■ PROBLEM: Exclude the pictures and retype the entries as written.

Dataset entries:

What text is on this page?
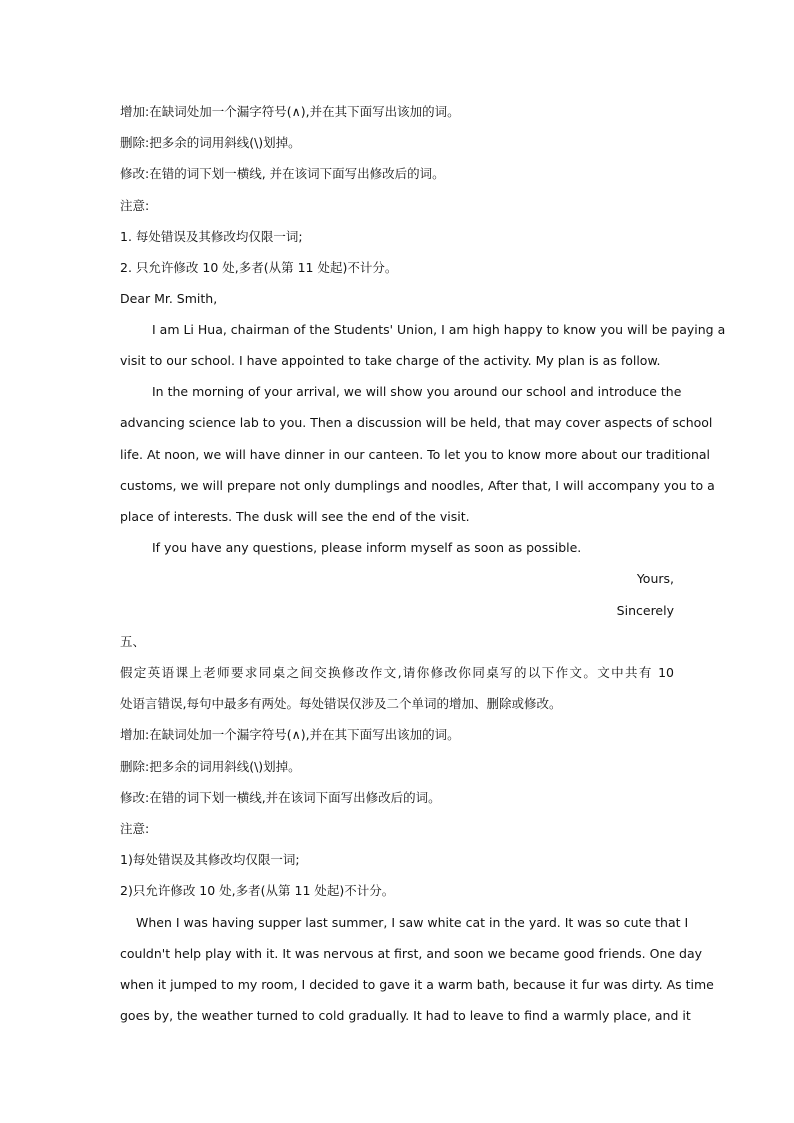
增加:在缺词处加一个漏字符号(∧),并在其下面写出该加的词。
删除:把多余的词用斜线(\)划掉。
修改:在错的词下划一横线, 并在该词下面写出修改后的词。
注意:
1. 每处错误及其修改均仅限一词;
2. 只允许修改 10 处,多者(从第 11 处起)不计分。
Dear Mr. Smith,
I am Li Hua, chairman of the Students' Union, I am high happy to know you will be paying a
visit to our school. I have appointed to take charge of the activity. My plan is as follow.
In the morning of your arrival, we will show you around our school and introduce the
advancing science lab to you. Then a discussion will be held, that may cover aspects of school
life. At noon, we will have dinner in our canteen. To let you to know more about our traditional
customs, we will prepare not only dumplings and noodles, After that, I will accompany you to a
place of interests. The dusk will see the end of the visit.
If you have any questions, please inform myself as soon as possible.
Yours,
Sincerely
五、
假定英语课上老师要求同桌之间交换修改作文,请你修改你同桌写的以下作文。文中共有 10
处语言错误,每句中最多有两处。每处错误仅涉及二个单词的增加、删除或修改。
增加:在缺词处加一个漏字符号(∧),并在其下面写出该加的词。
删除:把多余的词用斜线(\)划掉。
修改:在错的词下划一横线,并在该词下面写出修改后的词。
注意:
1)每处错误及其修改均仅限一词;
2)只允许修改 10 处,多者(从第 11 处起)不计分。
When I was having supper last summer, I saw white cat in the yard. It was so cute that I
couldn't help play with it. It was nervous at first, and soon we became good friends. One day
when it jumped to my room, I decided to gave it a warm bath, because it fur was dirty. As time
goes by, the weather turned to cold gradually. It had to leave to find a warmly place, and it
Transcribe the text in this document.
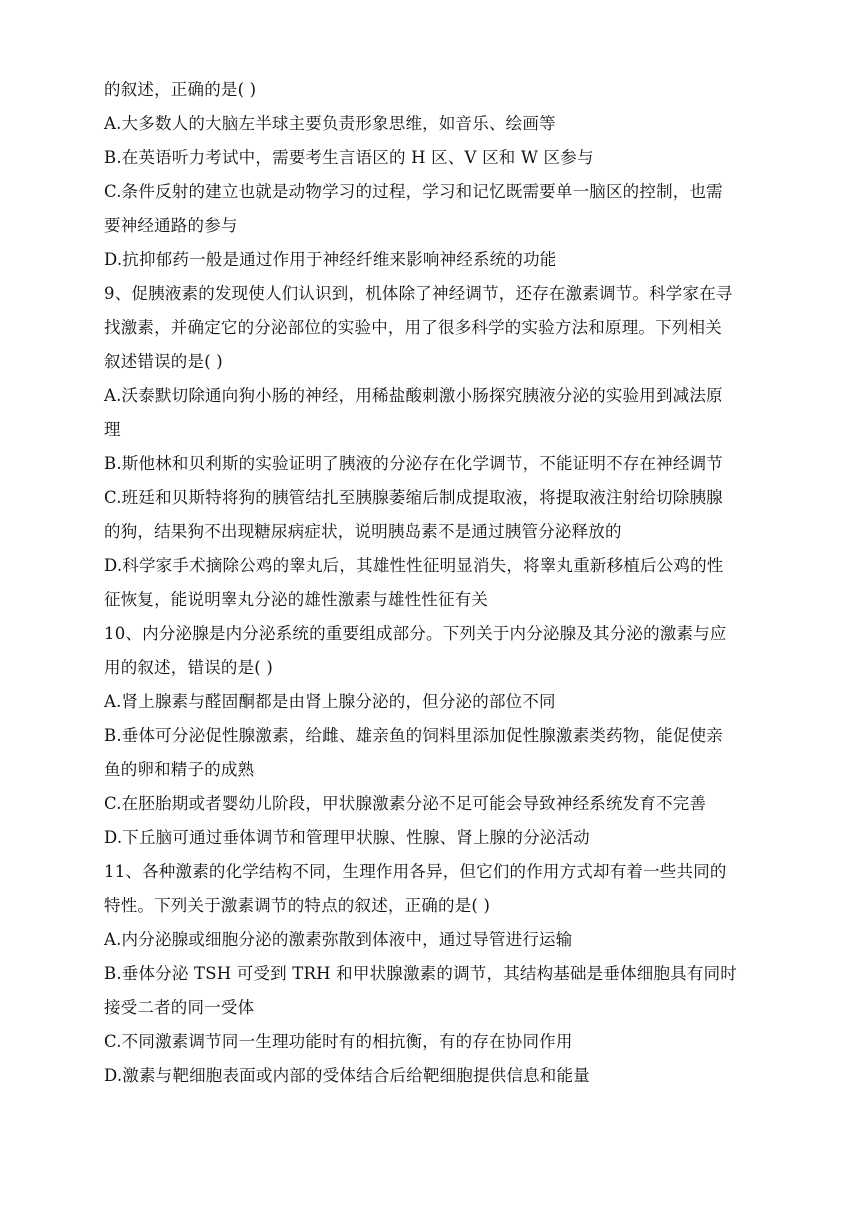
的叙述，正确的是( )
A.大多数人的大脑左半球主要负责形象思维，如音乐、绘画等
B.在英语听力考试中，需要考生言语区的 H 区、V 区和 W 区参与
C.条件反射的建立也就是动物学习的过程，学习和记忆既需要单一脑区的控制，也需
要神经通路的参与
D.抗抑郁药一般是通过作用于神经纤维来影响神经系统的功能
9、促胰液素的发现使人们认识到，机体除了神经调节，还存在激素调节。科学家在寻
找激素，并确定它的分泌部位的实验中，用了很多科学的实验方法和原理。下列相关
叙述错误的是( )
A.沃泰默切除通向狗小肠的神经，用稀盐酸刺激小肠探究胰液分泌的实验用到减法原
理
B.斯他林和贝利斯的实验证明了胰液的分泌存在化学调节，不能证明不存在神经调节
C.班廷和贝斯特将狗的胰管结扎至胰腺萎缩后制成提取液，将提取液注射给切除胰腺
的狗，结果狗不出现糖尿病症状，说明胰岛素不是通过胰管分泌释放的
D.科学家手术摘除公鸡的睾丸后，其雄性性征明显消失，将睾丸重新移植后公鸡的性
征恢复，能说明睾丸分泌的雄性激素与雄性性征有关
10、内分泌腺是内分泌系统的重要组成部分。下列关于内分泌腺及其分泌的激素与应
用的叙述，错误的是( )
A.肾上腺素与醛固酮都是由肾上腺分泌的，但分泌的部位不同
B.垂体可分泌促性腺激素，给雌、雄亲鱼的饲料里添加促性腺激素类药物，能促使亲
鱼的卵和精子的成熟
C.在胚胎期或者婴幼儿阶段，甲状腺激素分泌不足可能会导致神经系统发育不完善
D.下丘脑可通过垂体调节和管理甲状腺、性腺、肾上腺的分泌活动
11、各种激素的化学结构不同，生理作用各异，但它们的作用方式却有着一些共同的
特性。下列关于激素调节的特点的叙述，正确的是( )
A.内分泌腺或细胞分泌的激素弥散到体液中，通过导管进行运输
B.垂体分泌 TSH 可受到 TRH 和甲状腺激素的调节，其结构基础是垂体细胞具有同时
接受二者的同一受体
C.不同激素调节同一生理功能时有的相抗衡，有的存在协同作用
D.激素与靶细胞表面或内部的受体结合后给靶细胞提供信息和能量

■ SOLVED EXERCISE:
What text is on this page?
增加:在缺词处加一个漏字符号(∧),并在其下面写出该加的词。
删除:把多余的词用斜线(\)划掉。
修改:在错的词下划一横线, 并在该词下面写出修改后的词。
注意:
1. 每处错误及其修改均仅限一词;
2. 只允许修改 10 处,多者(从第 11 处起)不计分。
Dear Mr. Smith,
I am Li Hua, chairman of the Students' Union, I am high happy to know you will be paying a
visit to our school. I have appointed to take charge of the activity. My plan is as follow.
In the morning of your arrival, we will show you around our school and introduce the
advancing science lab to you. Then a discussion will be held, that may cover aspects of school
life. At noon, we will have dinner in our canteen. To let you to know more about our traditional
customs, we will prepare not only dumplings and noodles, After that, I will accompany you to a
place of interests. The dusk will see the end of the visit.
If you have any questions, please inform myself as soon as possible.
Yours,
Sincerely
五、
假定英语课上老师要求同桌之间交换修改作文,请你修改你同桌写的以下作文。文中共有 10
处语言错误,每句中最多有两处。每处错误仅涉及二个单词的增加、删除或修改。
增加:在缺词处加一个漏字符号(∧),并在其下面写出该加的词。
删除:把多余的词用斜线(\)划掉。
修改:在错的词下划一横线,并在该词下面写出修改后的词。
注意:
1)每处错误及其修改均仅限一词;
2)只允许修改 10 处,多者(从第 11 处起)不计分。
When I was having supper last summer, I saw white cat in the yard. It was so cute that I
couldn't help play with it. It was nervous at first, and soon we became good friends. One day
when it jumped to my room, I decided to gave it a warm bath, because it fur was dirty. As time
goes by, the weather turned to cold gradually. It had to leave to find a warmly place, and it
Transcribe the text in this document.
的叙述，正确的是( )
A.大多数人的大脑左半球主要负责形象思维，如音乐、绘画等
B.在英语听力考试中，需要考生言语区的 H 区、V 区和 W 区参与
C.条件反射的建立也就是动物学习的过程，学习和记忆既需要单一脑区的控制，也需
要神经通路的参与
D.抗抑郁药一般是通过作用于神经纤维来影响神经系统的功能
9、促胰液素的发现使人们认识到，机体除了神经调节，还存在激素调节。科学家在寻
找激素，并确定它的分泌部位的实验中，用了很多科学的实验方法和原理。下列相关
叙述错误的是( )
A.沃泰默切除通向狗小肠的神经，用稀盐酸刺激小肠探究胰液分泌的实验用到减法原
理
B.斯他林和贝利斯的实验证明了胰液的分泌存在化学调节，不能证明不存在神经调节
C.班廷和贝斯特将狗的胰管结扎至胰腺萎缩后制成提取液，将提取液注射给切除胰腺
的狗，结果狗不出现糖尿病症状，说明胰岛素不是通过胰管分泌释放的
D.科学家手术摘除公鸡的睾丸后，其雄性性征明显消失，将睾丸重新移植后公鸡的性
征恢复，能说明睾丸分泌的雄性激素与雄性性征有关
10、内分泌腺是内分泌系统的重要组成部分。下列关于内分泌腺及其分泌的激素与应
用的叙述，错误的是( )
A.肾上腺素与醛固酮都是由肾上腺分泌的，但分泌的部位不同
B.垂体可分泌促性腺激素，给雌、雄亲鱼的饲料里添加促性腺激素类药物，能促使亲
鱼的卵和精子的成熟
C.在胚胎期或者婴幼儿阶段，甲状腺激素分泌不足可能会导致神经系统发育不完善
D.下丘脑可通过垂体调节和管理甲状腺、性腺、肾上腺的分泌活动
11、各种激素的化学结构不同，生理作用各异，但它们的作用方式却有着一些共同的
特性。下列关于激素调节的特点的叙述，正确的是( )
A.内分泌腺或细胞分泌的激素弥散到体液中，通过导管进行运输
B.垂体分泌 TSH 可受到 TRH 和甲状腺激素的调节，其结构基础是垂体细胞具有同时
接受二者的同一受体
C.不同激素调节同一生理功能时有的相抗衡，有的存在协同作用
D.激素与靶细胞表面或内部的受体结合后给靶细胞提供信息和能量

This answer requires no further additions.